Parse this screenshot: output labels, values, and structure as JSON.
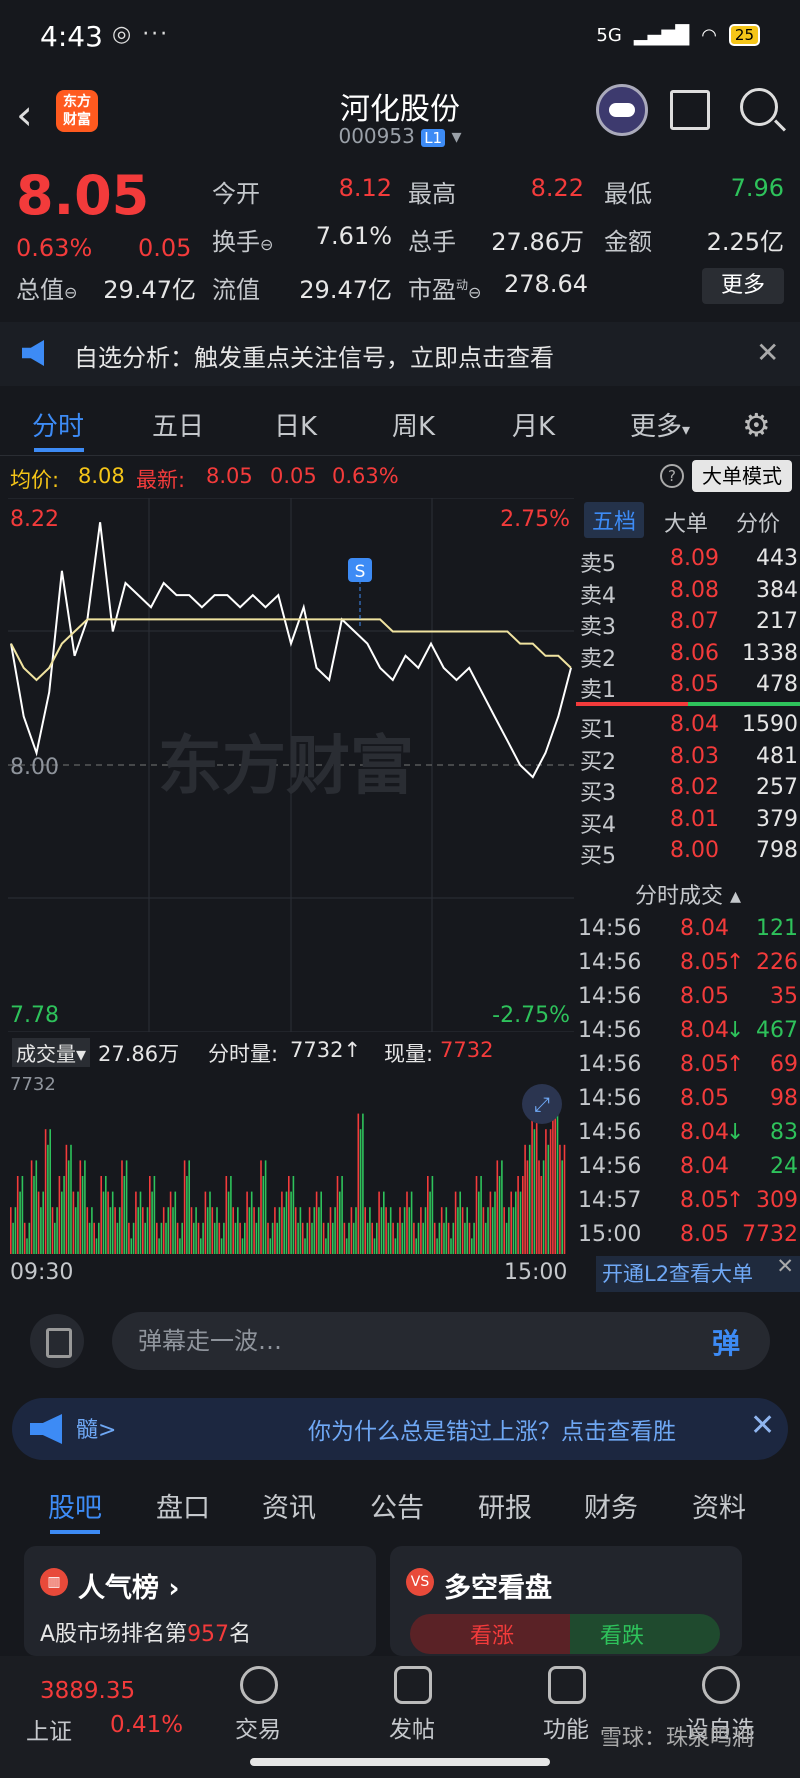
{
  "statusbar": {
    "time": "4:43",
    "network": "5G",
    "battery": "25"
  },
  "header": {
    "title": "河化股份",
    "code": "000953",
    "level": "L1",
    "logo_text": "东方财富"
  },
  "quote": {
    "price": "8.05",
    "change_pct": "0.63%",
    "change_abs": "0.05",
    "open_label": "今开",
    "open": "8.12",
    "high_label": "最高",
    "high": "8.22",
    "low_label": "最低",
    "low": "7.96",
    "turnover_label": "换手",
    "turnover": "7.61%",
    "volume_label": "总手",
    "volume": "27.86万",
    "amount_label": "金额",
    "amount": "2.25亿",
    "mktcap_label": "总值",
    "mktcap": "29.47亿",
    "float_label": "流值",
    "float": "29.47亿",
    "pe_label": "市盈",
    "pe_sup": "动",
    "pe": "278.64",
    "more_label": "更多"
  },
  "notice": {
    "text": "自选分析：触发重点关注信号，立即点击查看"
  },
  "tabs": [
    "分时",
    "五日",
    "日K",
    "周K",
    "月K",
    "更多"
  ],
  "avgbar": {
    "avg_label": "均价:",
    "avg": "8.08",
    "last_label": "最新:",
    "last": "8.05",
    "chg": "0.05",
    "pct": "0.63%",
    "mode_button": "大单模式"
  },
  "chart_data": {
    "type": "line",
    "series": [
      {
        "values": [
          8.1,
          8.04,
          8.01,
          8.06,
          8.16,
          8.09,
          8.12,
          8.2,
          8.11,
          8.15,
          8.14,
          8.13,
          8.15,
          8.14,
          8.14,
          8.13,
          8.14,
          8.14,
          8.13,
          8.14,
          8.13,
          8.14,
          8.1,
          8.13,
          8.08,
          8.07,
          8.12,
          8.11,
          8.1,
          8.08,
          8.07,
          8.09,
          8.08,
          8.1,
          8.08,
          8.07,
          8.08,
          8.06,
          8.04,
          8.02,
          8.0,
          7.99,
          8.01,
          8.04,
          8.08
        ]
      },
      {
        "values": [
          8.1,
          8.08,
          8.07,
          8.08,
          8.1,
          8.11,
          8.12,
          8.12,
          8.12,
          8.12,
          8.12,
          8.12,
          8.12,
          8.12,
          8.12,
          8.12,
          8.12,
          8.12,
          8.12,
          8.12,
          8.12,
          8.12,
          8.12,
          8.12,
          8.12,
          8.12,
          8.12,
          8.12,
          8.12,
          8.12,
          8.11,
          8.11,
          8.11,
          8.11,
          8.11,
          8.11,
          8.11,
          8.11,
          8.11,
          8.11,
          8.1,
          8.1,
          8.09,
          8.09,
          8.08
        ]
      }
    ],
    "ylim": [
      7.78,
      8.22
    ],
    "y_labels": {
      "top": "8.22",
      "mid": "8.00",
      "bottom": "7.78",
      "top_pct": "2.75%",
      "bottom_pct": "-2.75%"
    },
    "signal_marker": "S",
    "watermark": "东方财富",
    "x_labels": [
      "09:30",
      "15:00"
    ]
  },
  "volume": {
    "label": "成交量",
    "total": "27.86万",
    "tick_label": "分时量:",
    "tick": "7732↑",
    "now_label": "现量:",
    "now": "7732",
    "max": "7732",
    "bars": [
      3,
      5,
      2,
      6,
      4,
      8,
      3,
      5,
      7,
      4,
      6,
      3,
      2,
      5,
      4,
      3,
      6,
      2,
      4,
      3,
      5,
      2,
      3,
      4,
      2,
      6,
      3,
      2,
      4,
      3,
      2,
      5,
      3,
      2,
      4,
      3,
      6,
      2,
      3,
      4,
      5,
      3,
      2,
      3,
      4,
      2,
      3,
      5,
      2,
      3,
      9,
      3,
      2,
      4,
      3,
      2,
      3,
      4,
      2,
      3,
      5,
      2,
      3,
      2,
      4,
      3,
      2,
      5,
      3,
      4,
      6,
      3,
      4,
      5,
      7,
      9,
      6,
      8,
      10,
      7
    ]
  },
  "book": {
    "tabs": [
      "五档",
      "大单",
      "分价"
    ],
    "asks": [
      {
        "label": "卖5",
        "price": "8.09",
        "vol": "443"
      },
      {
        "label": "卖4",
        "price": "8.08",
        "vol": "384"
      },
      {
        "label": "卖3",
        "price": "8.07",
        "vol": "217"
      },
      {
        "label": "卖2",
        "price": "8.06",
        "vol": "1338"
      },
      {
        "label": "卖1",
        "price": "8.05",
        "vol": "478"
      }
    ],
    "bids": [
      {
        "label": "买1",
        "price": "8.04",
        "vol": "1590"
      },
      {
        "label": "买2",
        "price": "8.03",
        "vol": "481"
      },
      {
        "label": "买3",
        "price": "8.02",
        "vol": "257"
      },
      {
        "label": "买4",
        "price": "8.01",
        "vol": "379"
      },
      {
        "label": "买5",
        "price": "8.00",
        "vol": "798"
      }
    ],
    "ticks_title": "分时成交",
    "ticks": [
      {
        "time": "14:56",
        "price": "8.04",
        "arrow": "",
        "vol": "121",
        "color": "green"
      },
      {
        "time": "14:56",
        "price": "8.05",
        "arrow": "↑",
        "vol": "226",
        "color": "red"
      },
      {
        "time": "14:56",
        "price": "8.05",
        "arrow": "",
        "vol": "35",
        "color": "red"
      },
      {
        "time": "14:56",
        "price": "8.04",
        "arrow": "↓",
        "vol": "467",
        "color": "green"
      },
      {
        "time": "14:56",
        "price": "8.05",
        "arrow": "↑",
        "vol": "69",
        "color": "red"
      },
      {
        "time": "14:56",
        "price": "8.05",
        "arrow": "",
        "vol": "98",
        "color": "red"
      },
      {
        "time": "14:56",
        "price": "8.04",
        "arrow": "↓",
        "vol": "83",
        "color": "green"
      },
      {
        "time": "14:56",
        "price": "8.04",
        "arrow": "",
        "vol": "24",
        "color": "green"
      },
      {
        "time": "14:57",
        "price": "8.05",
        "arrow": "↑",
        "vol": "309",
        "color": "red"
      },
      {
        "time": "15:00",
        "price": "8.05",
        "arrow": "",
        "vol": "7732",
        "color": "red"
      }
    ]
  },
  "l2_banner": "开通L2查看大单",
  "comment": {
    "placeholder": "弹幕走一波…",
    "button": "弹"
  },
  "promo": {
    "left": "髓>",
    "text": "你为什么总是错过上涨？点击查看胜"
  },
  "bottabs": [
    "股吧",
    "盘口",
    "资讯",
    "公告",
    "研报",
    "财务",
    "资料"
  ],
  "cards": {
    "popular": {
      "title": "人气榜",
      "rank_prefix": "A股市场排名第",
      "rank": "957",
      "rank_suffix": "名"
    },
    "longshort": {
      "title": "多空看盘",
      "bull": "看涨",
      "bear": "看跌"
    }
  },
  "navbar": {
    "index_value": "3889.35",
    "index_name": "上证",
    "index_pct": "0.41%",
    "items": [
      "交易",
      "发帖",
      "功能",
      "设自选"
    ]
  },
  "watermark": "雪球：珠泉鸣涧"
}
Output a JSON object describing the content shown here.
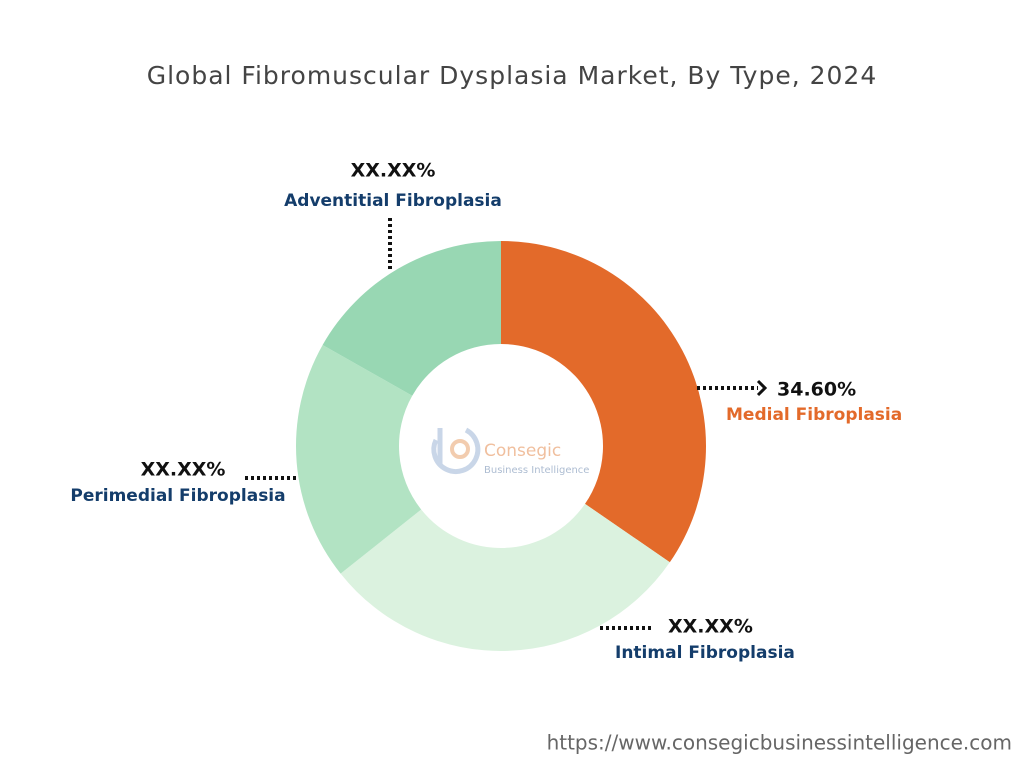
{
  "chart_data": {
    "type": "donut",
    "title": "Global Fibromuscular Dysplasia Market, By Type, 2024",
    "categories": [
      "Medial Fibroplasia",
      "Intimal Fibroplasia",
      "Perimedial Fibroplasia",
      "Adventitial Fibroplasia"
    ],
    "values": [
      34.6,
      29.7,
      18.9,
      16.8
    ],
    "value_labels": [
      "34.60%",
      "XX.XX%",
      "XX.XX%",
      "XX.XX%"
    ],
    "colors": [
      "#e36a2a",
      "#dbf2df",
      "#b2e3c3",
      "#98d7b3"
    ],
    "watermark": {
      "name": "Consegic",
      "tagline": "Business Intelligence"
    },
    "source": "https://www.consegicbusinessintelligence.com"
  }
}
——
_What you have to do_.
Give all the entries again exactly, dropping each picture.

_The result_.
Parse this screenshot: output labels, values, and structure as JSON.
{
  "statusbar": {
    "time": "4:43",
    "network": "5G",
    "battery": "25"
  },
  "header": {
    "title": "河化股份",
    "code": "000953",
    "level": "L1",
    "logo_text": "东方财富"
  },
  "quote": {
    "price": "8.05",
    "change_pct": "0.63%",
    "change_abs": "0.05",
    "open_label": "今开",
    "open": "8.12",
    "high_label": "最高",
    "high": "8.22",
    "low_label": "最低",
    "low": "7.96",
    "turnover_label": "换手",
    "turnover": "7.61%",
    "volume_label": "总手",
    "volume": "27.86万",
    "amount_label": "金额",
    "amount": "2.25亿",
    "mktcap_label": "总值",
    "mktcap": "29.47亿",
    "float_label": "流值",
    "float": "29.47亿",
    "pe_label": "市盈",
    "pe_sup": "动",
    "pe": "278.64",
    "more_label": "更多"
  },
  "notice": {
    "text": "自选分析：触发重点关注信号，立即点击查看"
  },
  "tabs": [
    "分时",
    "五日",
    "日K",
    "周K",
    "月K",
    "更多"
  ],
  "avgbar": {
    "avg_label": "均价:",
    "avg": "8.08",
    "last_label": "最新:",
    "last": "8.05",
    "chg": "0.05",
    "pct": "0.63%",
    "mode_button": "大单模式"
  },
  "chart_data": {
    "type": "line",
    "series": [
      {
        "values": [
          8.1,
          8.04,
          8.01,
          8.06,
          8.16,
          8.09,
          8.12,
          8.2,
          8.11,
          8.15,
          8.14,
          8.13,
          8.15,
          8.14,
          8.14,
          8.13,
          8.14,
          8.14,
          8.13,
          8.14,
          8.13,
          8.14,
          8.1,
          8.13,
          8.08,
          8.07,
          8.12,
          8.11,
          8.1,
          8.08,
          8.07,
          8.09,
          8.08,
          8.1,
          8.08,
          8.07,
          8.08,
          8.06,
          8.04,
          8.02,
          8.0,
          7.99,
          8.01,
          8.04,
          8.08
        ]
      },
      {
        "values": [
          8.1,
          8.08,
          8.07,
          8.08,
          8.1,
          8.11,
          8.12,
          8.12,
          8.12,
          8.12,
          8.12,
          8.12,
          8.12,
          8.12,
          8.12,
          8.12,
          8.12,
          8.12,
          8.12,
          8.12,
          8.12,
          8.12,
          8.12,
          8.12,
          8.12,
          8.12,
          8.12,
          8.12,
          8.12,
          8.12,
          8.11,
          8.11,
          8.11,
          8.11,
          8.11,
          8.11,
          8.11,
          8.11,
          8.11,
          8.11,
          8.1,
          8.1,
          8.09,
          8.09,
          8.08
        ]
      }
    ],
    "ylim": [
      7.78,
      8.22
    ],
    "y_labels": {
      "top": "8.22",
      "mid": "8.00",
      "bottom": "7.78",
      "top_pct": "2.75%",
      "bottom_pct": "-2.75%"
    },
    "signal_marker": "S",
    "watermark": "东方财富",
    "x_labels": [
      "09:30",
      "15:00"
    ]
  },
  "volume": {
    "label": "成交量",
    "total": "27.86万",
    "tick_label": "分时量:",
    "tick": "7732↑",
    "now_label": "现量:",
    "now": "7732",
    "max": "7732",
    "bars": [
      3,
      5,
      2,
      6,
      4,
      8,
      3,
      5,
      7,
      4,
      6,
      3,
      2,
      5,
      4,
      3,
      6,
      2,
      4,
      3,
      5,
      2,
      3,
      4,
      2,
      6,
      3,
      2,
      4,
      3,
      2,
      5,
      3,
      2,
      4,
      3,
      6,
      2,
      3,
      4,
      5,
      3,
      2,
      3,
      4,
      2,
      3,
      5,
      2,
      3,
      9,
      3,
      2,
      4,
      3,
      2,
      3,
      4,
      2,
      3,
      5,
      2,
      3,
      2,
      4,
      3,
      2,
      5,
      3,
      4,
      6,
      3,
      4,
      5,
      7,
      9,
      6,
      8,
      10,
      7
    ]
  },
  "book": {
    "tabs": [
      "五档",
      "大单",
      "分价"
    ],
    "asks": [
      {
        "label": "卖5",
        "price": "8.09",
        "vol": "443"
      },
      {
        "label": "卖4",
        "price": "8.08",
        "vol": "384"
      },
      {
        "label": "卖3",
        "price": "8.07",
        "vol": "217"
      },
      {
        "label": "卖2",
        "price": "8.06",
        "vol": "1338"
      },
      {
        "label": "卖1",
        "price": "8.05",
        "vol": "478"
      }
    ],
    "bids": [
      {
        "label": "买1",
        "price": "8.04",
        "vol": "1590"
      },
      {
        "label": "买2",
        "price": "8.03",
        "vol": "481"
      },
      {
        "label": "买3",
        "price": "8.02",
        "vol": "257"
      },
      {
        "label": "买4",
        "price": "8.01",
        "vol": "379"
      },
      {
        "label": "买5",
        "price": "8.00",
        "vol": "798"
      }
    ],
    "ticks_title": "分时成交",
    "ticks": [
      {
        "time": "14:56",
        "price": "8.04",
        "arrow": "",
        "vol": "121",
        "color": "green"
      },
      {
        "time": "14:56",
        "price": "8.05",
        "arrow": "↑",
        "vol": "226",
        "color": "red"
      },
      {
        "time": "14:56",
        "price": "8.05",
        "arrow": "",
        "vol": "35",
        "color": "red"
      },
      {
        "time": "14:56",
        "price": "8.04",
        "arrow": "↓",
        "vol": "467",
        "color": "green"
      },
      {
        "time": "14:56",
        "price": "8.05",
        "arrow": "↑",
        "vol": "69",
        "color": "red"
      },
      {
        "time": "14:56",
        "price": "8.05",
        "arrow": "",
        "vol": "98",
        "color": "red"
      },
      {
        "time": "14:56",
        "price": "8.04",
        "arrow": "↓",
        "vol": "83",
        "color": "green"
      },
      {
        "time": "14:56",
        "price": "8.04",
        "arrow": "",
        "vol": "24",
        "color": "green"
      },
      {
        "time": "14:57",
        "price": "8.05",
        "arrow": "↑",
        "vol": "309",
        "color": "red"
      },
      {
        "time": "15:00",
        "price": "8.05",
        "arrow": "",
        "vol": "7732",
        "color": "red"
      }
    ]
  },
  "l2_banner": "开通L2查看大单",
  "comment": {
    "placeholder": "弹幕走一波…",
    "button": "弹"
  },
  "promo": {
    "left": "髓>",
    "text": "你为什么总是错过上涨？点击查看胜"
  },
  "bottabs": [
    "股吧",
    "盘口",
    "资讯",
    "公告",
    "研报",
    "财务",
    "资料"
  ],
  "cards": {
    "popular": {
      "title": "人气榜",
      "rank_prefix": "A股市场排名第",
      "rank": "957",
      "rank_suffix": "名"
    },
    "longshort": {
      "title": "多空看盘",
      "bull": "看涨",
      "bear": "看跌"
    }
  },
  "navbar": {
    "index_value": "3889.35",
    "index_name": "上证",
    "index_pct": "0.41%",
    "items": [
      "交易",
      "发帖",
      "功能",
      "设自选"
    ]
  },
  "watermark": "雪球：珠泉鸣涧"
}
Output a JSON object describing the content shown here.
{
  "chart_data": {
    "type": "donut",
    "title": "Global Fibromuscular Dysplasia Market, By Type, 2024",
    "categories": [
      "Medial Fibroplasia",
      "Intimal Fibroplasia",
      "Perimedial Fibroplasia",
      "Adventitial Fibroplasia"
    ],
    "values": [
      34.6,
      29.7,
      18.9,
      16.8
    ],
    "value_labels": [
      "34.60%",
      "XX.XX%",
      "XX.XX%",
      "XX.XX%"
    ],
    "colors": [
      "#e36a2a",
      "#dbf2df",
      "#b2e3c3",
      "#98d7b3"
    ],
    "watermark": {
      "name": "Consegic",
      "tagline": "Business Intelligence"
    },
    "source": "https://www.consegicbusinessintelligence.com"
  }
}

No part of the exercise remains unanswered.